PROBLEM TO SOLVE: Repeat every entry in the listing below, exactly.

[Dataset listings of figures]
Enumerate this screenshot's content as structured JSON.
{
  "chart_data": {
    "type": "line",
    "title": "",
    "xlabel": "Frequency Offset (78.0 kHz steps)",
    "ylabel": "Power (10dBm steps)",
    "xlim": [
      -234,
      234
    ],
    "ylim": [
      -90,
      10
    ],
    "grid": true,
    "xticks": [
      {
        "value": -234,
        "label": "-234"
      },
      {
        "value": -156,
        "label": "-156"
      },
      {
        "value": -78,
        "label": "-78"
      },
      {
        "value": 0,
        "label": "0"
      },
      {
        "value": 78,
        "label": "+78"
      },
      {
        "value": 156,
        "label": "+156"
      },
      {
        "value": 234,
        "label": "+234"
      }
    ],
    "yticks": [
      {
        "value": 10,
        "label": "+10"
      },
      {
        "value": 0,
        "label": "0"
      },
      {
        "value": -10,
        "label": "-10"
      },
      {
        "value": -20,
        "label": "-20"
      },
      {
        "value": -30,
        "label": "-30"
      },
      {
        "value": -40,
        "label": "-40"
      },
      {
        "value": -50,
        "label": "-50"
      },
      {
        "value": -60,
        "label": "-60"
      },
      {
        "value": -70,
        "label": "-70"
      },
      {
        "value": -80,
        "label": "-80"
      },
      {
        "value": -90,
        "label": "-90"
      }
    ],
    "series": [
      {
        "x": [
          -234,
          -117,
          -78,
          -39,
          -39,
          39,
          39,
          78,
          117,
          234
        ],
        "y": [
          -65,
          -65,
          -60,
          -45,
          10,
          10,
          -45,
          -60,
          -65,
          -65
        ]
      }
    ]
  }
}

ANSWER FOR THIS EXERCISE:
Enumerate this screenshot's content as structured JSON.
{
  "chart_data": {
    "type": "line",
    "title": "",
    "xlabel": "Frequency Offset (78.0 kHz steps)",
    "ylabel": "Power (10dBm steps)",
    "xlim": [
      -234,
      234
    ],
    "ylim": [
      -90,
      10
    ],
    "grid": true,
    "xticks": [
      {
        "value": -234,
        "label": "-234"
      },
      {
        "value": -156,
        "label": "-156"
      },
      {
        "value": -78,
        "label": "-78"
      },
      {
        "value": 0,
        "label": "0"
      },
      {
        "value": 78,
        "label": "+78"
      },
      {
        "value": 156,
        "label": "+156"
      },
      {
        "value": 234,
        "label": "+234"
      }
    ],
    "yticks": [
      {
        "value": 10,
        "label": "+10"
      },
      {
        "value": 0,
        "label": "0"
      },
      {
        "value": -10,
        "label": "-10"
      },
      {
        "value": -20,
        "label": "-20"
      },
      {
        "value": -30,
        "label": "-30"
      },
      {
        "value": -40,
        "label": "-40"
      },
      {
        "value": -50,
        "label": "-50"
      },
      {
        "value": -60,
        "label": "-60"
      },
      {
        "value": -70,
        "label": "-70"
      },
      {
        "value": -80,
        "label": "-80"
      },
      {
        "value": -90,
        "label": "-90"
      }
    ],
    "series": [
      {
        "x": [
          -234,
          -117,
          -78,
          -39,
          -39,
          39,
          39,
          78,
          117,
          234
        ],
        "y": [
          -65,
          -65,
          -60,
          -45,
          10,
          10,
          -45,
          -60,
          -65,
          -65
        ]
      }
    ]
  }
}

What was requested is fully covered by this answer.